夏洛克·福尔摩斯带给我们的不仅仅是破案的手段,更是一整套思维方法..它脱胎于科学方法,但又超越了科学与犯罪,自成为一种思维模式,一种生存之道。甚至,它在我们这个时代的功用与在柯南·道尔的时代一样强大。——玛丽亚·康妮科娃
一年前,美国学者本尼克特·安德森在清华访学,我千里迢迢跑去听他演讲,印象最深刻的是他提到自己从小喜欢读《福尔摩斯》,而且一直记得福尔摩斯对华生说过的一段话:“要想找到问题的答案,不要看你能看到的,要看你看不到的。”
这句话对他日后的研究和教学产生了很大的影响。“你可以看你能看到的东西,但是首先你得思考这里是不是少了什么。”比如,他在研究泰国的华人社会时发现,在激烈的政治斗争中,不同派别之间用语相当粗鄙难听,但从来没有出现的那一个词——“jek”(本意是海外华人)。他对泰国华人的身份认同问题的研究,就是从这个角度切入的。
安德森教授的故事给我很大的启发,也让我对“观察”这件事情产生了极为浓厚的兴趣。为什么不同的人看到的世界如此不同?为什么福尔摩斯在轻轻一瞥眼之间就能洞悉各种秘密,而我们眼睛睁得再大都发现不了一点端倪?福尔摩斯式的观察力到底从何而来?

存储数据:
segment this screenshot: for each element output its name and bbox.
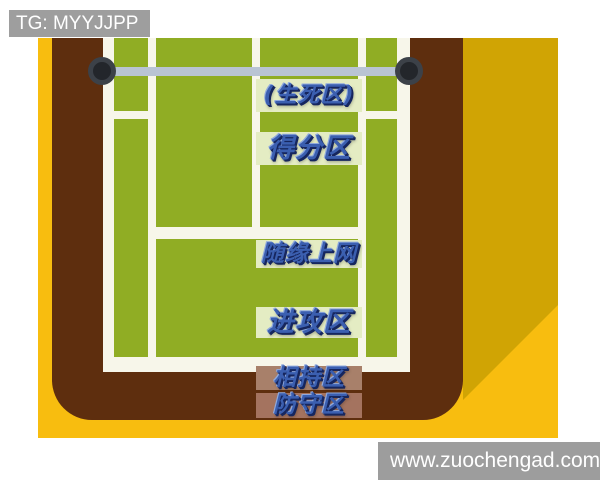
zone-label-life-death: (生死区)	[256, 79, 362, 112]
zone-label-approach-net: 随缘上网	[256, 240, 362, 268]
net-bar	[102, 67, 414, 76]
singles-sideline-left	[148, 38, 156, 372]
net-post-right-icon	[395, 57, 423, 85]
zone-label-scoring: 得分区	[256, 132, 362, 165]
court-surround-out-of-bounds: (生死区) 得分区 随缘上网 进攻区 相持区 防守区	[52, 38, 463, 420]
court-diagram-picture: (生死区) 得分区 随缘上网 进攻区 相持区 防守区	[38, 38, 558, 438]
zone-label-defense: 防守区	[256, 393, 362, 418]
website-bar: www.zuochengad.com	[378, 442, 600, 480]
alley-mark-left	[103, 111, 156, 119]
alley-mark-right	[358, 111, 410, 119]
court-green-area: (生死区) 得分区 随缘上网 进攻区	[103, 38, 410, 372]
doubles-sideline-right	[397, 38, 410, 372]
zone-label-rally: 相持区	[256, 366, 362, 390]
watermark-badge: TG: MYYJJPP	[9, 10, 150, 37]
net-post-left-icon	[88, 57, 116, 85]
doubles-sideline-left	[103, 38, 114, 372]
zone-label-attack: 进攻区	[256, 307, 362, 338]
==
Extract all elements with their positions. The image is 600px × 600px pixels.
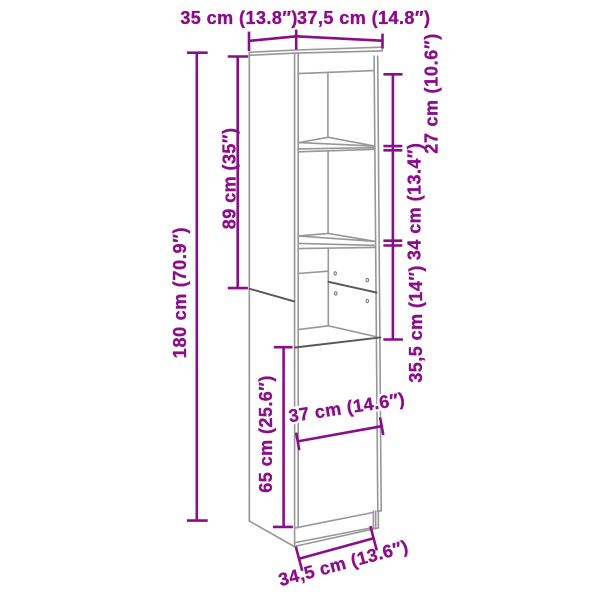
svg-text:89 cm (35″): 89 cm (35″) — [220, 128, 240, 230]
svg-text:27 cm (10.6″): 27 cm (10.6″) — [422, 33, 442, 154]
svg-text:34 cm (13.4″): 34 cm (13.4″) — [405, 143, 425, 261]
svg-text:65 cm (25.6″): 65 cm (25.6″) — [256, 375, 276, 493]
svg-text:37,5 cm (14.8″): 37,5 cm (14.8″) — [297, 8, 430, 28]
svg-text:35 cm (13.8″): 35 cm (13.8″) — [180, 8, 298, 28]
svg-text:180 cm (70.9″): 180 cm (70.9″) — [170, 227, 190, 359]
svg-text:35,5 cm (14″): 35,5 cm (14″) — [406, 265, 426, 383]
--
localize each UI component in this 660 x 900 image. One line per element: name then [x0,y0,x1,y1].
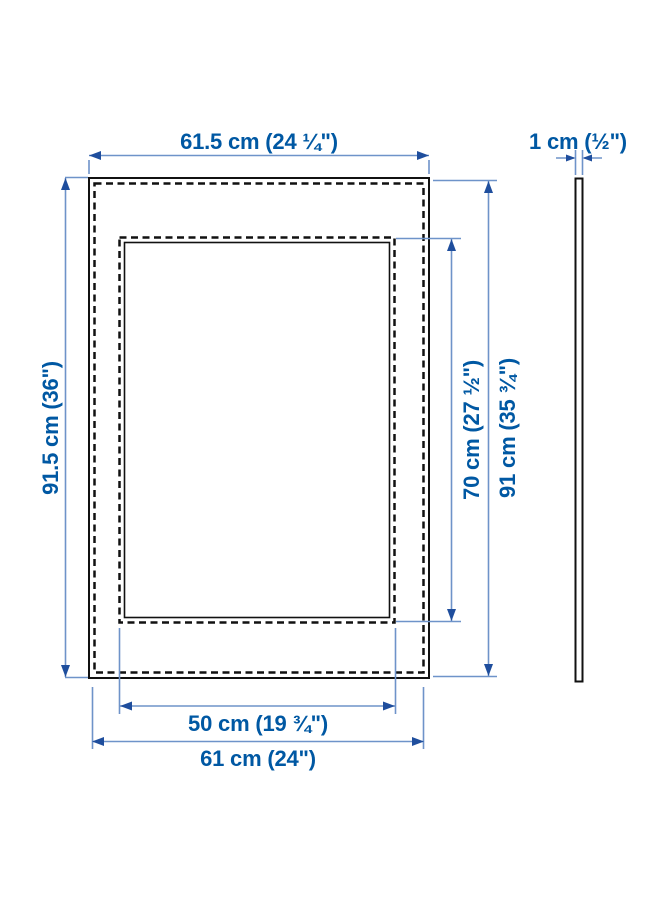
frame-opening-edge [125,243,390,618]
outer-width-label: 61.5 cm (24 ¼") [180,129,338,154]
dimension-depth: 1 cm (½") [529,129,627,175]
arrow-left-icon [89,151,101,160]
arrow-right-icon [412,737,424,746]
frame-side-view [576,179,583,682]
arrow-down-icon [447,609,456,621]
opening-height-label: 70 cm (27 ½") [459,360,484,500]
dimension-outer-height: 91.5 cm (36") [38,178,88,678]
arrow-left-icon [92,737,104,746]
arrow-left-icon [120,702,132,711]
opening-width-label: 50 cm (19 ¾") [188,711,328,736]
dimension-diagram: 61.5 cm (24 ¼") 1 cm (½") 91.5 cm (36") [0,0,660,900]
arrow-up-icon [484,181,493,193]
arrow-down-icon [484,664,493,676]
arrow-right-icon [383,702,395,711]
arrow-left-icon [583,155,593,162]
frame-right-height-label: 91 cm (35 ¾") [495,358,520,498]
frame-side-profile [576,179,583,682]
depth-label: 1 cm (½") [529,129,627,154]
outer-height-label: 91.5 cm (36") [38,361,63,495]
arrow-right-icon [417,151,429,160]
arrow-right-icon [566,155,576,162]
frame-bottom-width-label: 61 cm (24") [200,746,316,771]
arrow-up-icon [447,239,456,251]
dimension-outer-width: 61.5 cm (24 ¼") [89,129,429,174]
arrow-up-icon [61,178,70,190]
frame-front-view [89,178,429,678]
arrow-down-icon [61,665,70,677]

任务要求: 续写这篇谈福尔摩斯式观察力的短文,从其最后一句之后接着往下写。 上述材料与本题无关。

本题作答:
不久前,我读到一本叫《福尔摩斯思考术》(Mastermind:How to Think Like Sherlock Holmes)的书,作者叫玛丽亚·康妮科娃(Maria Konnikova),一个俄罗斯裔的美国女记者,毕业于哈佛大学,又在哥伦比亚大学读了心理学博士。她在前言里说,自己小时候听父亲讲福尔摩斯的故事,就深深为福尔摩斯那颗奇妙的大脑所着迷,等她长大后,重读福尔摩斯探案故事时,惊奇地发现这位19世纪侦探关于破案的一套思维原则与21世纪神经科学与心理学关于大脑如何运作的发现不谋而合。比如,福尔摩斯有一个很著名的比喻,他说:“人的脑子就像一间小小的空阁楼,应该有选择地把一些家具放进去。”
就人的记忆机制而言,“阁楼”的比喻是很有道理的——“当我们看某样东西时,它首先要经过大脑进行编码,然后才会被存入海马体。海马体可以被视为阁楼的首个入口。在你知道自己是否会调用它之前,你就已经把自己知道的每样东西都放在其中了。以此为起点,以往即有的经验和以前的选择(比如你通常认为很重要的东西)为基础,那些你认为很重要的东西或者你的大脑认为值得存储的材料将被转移到阁楼里的某个特定的盒子里,装进一个特定的文件夹,处在一个特定的大脑皮层——阁楼存储空间,也就是你的长期记忆的隔间里。这就是记忆巩固的过程。当需要回想起某个特定的记忆时,你的大脑会立刻找到正确的文件夹,并把它提取出来。有时,它也会抽出相关的文件夹,激活整个盒子里的内容或者附近发生的所有事件,即联想激活。但是,这个提取的过程充满了变数。”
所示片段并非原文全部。